**Dataset entries:**
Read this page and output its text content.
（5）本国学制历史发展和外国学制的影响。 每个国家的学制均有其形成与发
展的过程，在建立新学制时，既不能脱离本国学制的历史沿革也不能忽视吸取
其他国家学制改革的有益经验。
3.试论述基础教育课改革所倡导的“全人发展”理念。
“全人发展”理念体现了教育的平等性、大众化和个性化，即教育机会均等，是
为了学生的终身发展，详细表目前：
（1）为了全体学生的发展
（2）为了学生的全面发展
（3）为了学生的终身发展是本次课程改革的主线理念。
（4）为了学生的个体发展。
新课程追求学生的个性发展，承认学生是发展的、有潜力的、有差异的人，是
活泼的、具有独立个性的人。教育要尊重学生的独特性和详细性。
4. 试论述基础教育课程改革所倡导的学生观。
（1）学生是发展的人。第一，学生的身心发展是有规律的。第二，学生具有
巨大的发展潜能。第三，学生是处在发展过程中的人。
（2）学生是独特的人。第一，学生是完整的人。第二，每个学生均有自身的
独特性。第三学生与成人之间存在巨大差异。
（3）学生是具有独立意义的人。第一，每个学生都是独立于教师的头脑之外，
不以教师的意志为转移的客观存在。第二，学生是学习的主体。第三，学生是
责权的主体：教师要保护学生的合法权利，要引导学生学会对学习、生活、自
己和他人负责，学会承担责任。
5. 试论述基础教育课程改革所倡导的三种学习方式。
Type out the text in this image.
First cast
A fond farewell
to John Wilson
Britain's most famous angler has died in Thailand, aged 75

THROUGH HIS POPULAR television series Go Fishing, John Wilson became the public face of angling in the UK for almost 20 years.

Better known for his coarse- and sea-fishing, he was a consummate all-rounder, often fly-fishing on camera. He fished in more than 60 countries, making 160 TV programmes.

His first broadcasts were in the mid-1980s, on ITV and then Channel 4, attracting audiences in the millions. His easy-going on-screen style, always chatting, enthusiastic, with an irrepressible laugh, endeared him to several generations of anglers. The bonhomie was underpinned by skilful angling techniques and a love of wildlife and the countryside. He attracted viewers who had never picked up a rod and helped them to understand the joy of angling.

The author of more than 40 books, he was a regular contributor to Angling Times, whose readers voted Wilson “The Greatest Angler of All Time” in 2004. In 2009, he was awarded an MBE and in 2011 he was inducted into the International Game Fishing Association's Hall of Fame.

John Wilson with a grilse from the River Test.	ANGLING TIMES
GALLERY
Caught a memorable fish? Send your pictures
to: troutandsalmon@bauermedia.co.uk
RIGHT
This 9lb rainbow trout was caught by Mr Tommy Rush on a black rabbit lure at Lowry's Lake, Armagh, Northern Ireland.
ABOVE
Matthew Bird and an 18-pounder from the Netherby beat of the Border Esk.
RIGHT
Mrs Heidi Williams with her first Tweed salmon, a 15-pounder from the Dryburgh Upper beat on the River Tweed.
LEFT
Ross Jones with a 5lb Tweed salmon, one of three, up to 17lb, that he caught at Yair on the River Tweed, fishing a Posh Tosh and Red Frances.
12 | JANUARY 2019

**Brief:** Every line above needs to be retyped exactly.

**Worked answer:**
Read this page and output its text content.
（5）本国学制历史发展和外国学制的影响。 每个国家的学制均有其形成与发
展的过程，在建立新学制时，既不能脱离本国学制的历史沿革也不能忽视吸取
其他国家学制改革的有益经验。
3.试论述基础教育课改革所倡导的“全人发展”理念。
“全人发展”理念体现了教育的平等性、大众化和个性化，即教育机会均等，是
为了学生的终身发展，详细表目前：
（1）为了全体学生的发展
（2）为了学生的全面发展
（3）为了学生的终身发展是本次课程改革的主线理念。
（4）为了学生的个体发展。
新课程追求学生的个性发展，承认学生是发展的、有潜力的、有差异的人，是
活泼的、具有独立个性的人。教育要尊重学生的独特性和详细性。
4. 试论述基础教育课程改革所倡导的学生观。
（1）学生是发展的人。第一，学生的身心发展是有规律的。第二，学生具有
巨大的发展潜能。第三，学生是处在发展过程中的人。
（2）学生是独特的人。第一，学生是完整的人。第二，每个学生均有自身的
独特性。第三学生与成人之间存在巨大差异。
（3）学生是具有独立意义的人。第一，每个学生都是独立于教师的头脑之外，
不以教师的意志为转移的客观存在。第二，学生是学习的主体。第三，学生是
责权的主体：教师要保护学生的合法权利，要引导学生学会对学习、生活、自
己和他人负责，学会承担责任。
5. 试论述基础教育课程改革所倡导的三种学习方式。
Type out the text in this image.
First cast
A fond farewell
to John Wilson
Britain's most famous angler has died in Thailand, aged 75

THROUGH HIS POPULAR television series Go Fishing, John Wilson became the public face of angling in the UK for almost 20 years.

Better known for his coarse- and sea-fishing, he was a consummate all-rounder, often fly-fishing on camera. He fished in more than 60 countries, making 160 TV programmes.

His first broadcasts were in the mid-1980s, on ITV and then Channel 4, attracting audiences in the millions. His easy-going on-screen style, always chatting, enthusiastic, with an irrepressible laugh, endeared him to several generations of anglers. The bonhomie was underpinned by skilful angling techniques and a love of wildlife and the countryside. He attracted viewers who had never picked up a rod and helped them to understand the joy of angling.

The author of more than 40 books, he was a regular contributor to Angling Times, whose readers voted Wilson “The Greatest Angler of All Time” in 2004. In 2009, he was awarded an MBE and in 2011 he was inducted into the International Game Fishing Association's Hall of Fame.

John Wilson with a grilse from the River Test.	ANGLING TIMES
GALLERY
Caught a memorable fish? Send your pictures
to: troutandsalmon@bauermedia.co.uk
RIGHT
This 9lb rainbow trout was caught by Mr Tommy Rush on a black rabbit lure at Lowry's Lake, Armagh, Northern Ireland.
ABOVE
Matthew Bird and an 18-pounder from the Netherby beat of the Border Esk.
RIGHT
Mrs Heidi Williams with her first Tweed salmon, a 15-pounder from the Dryburgh Upper beat on the River Tweed.
LEFT
Ross Jones with a 5lb Tweed salmon, one of three, up to 17lb, that he caught at Yair on the River Tweed, fishing a Posh Tosh and Red Frances.
12 | JANUARY 2019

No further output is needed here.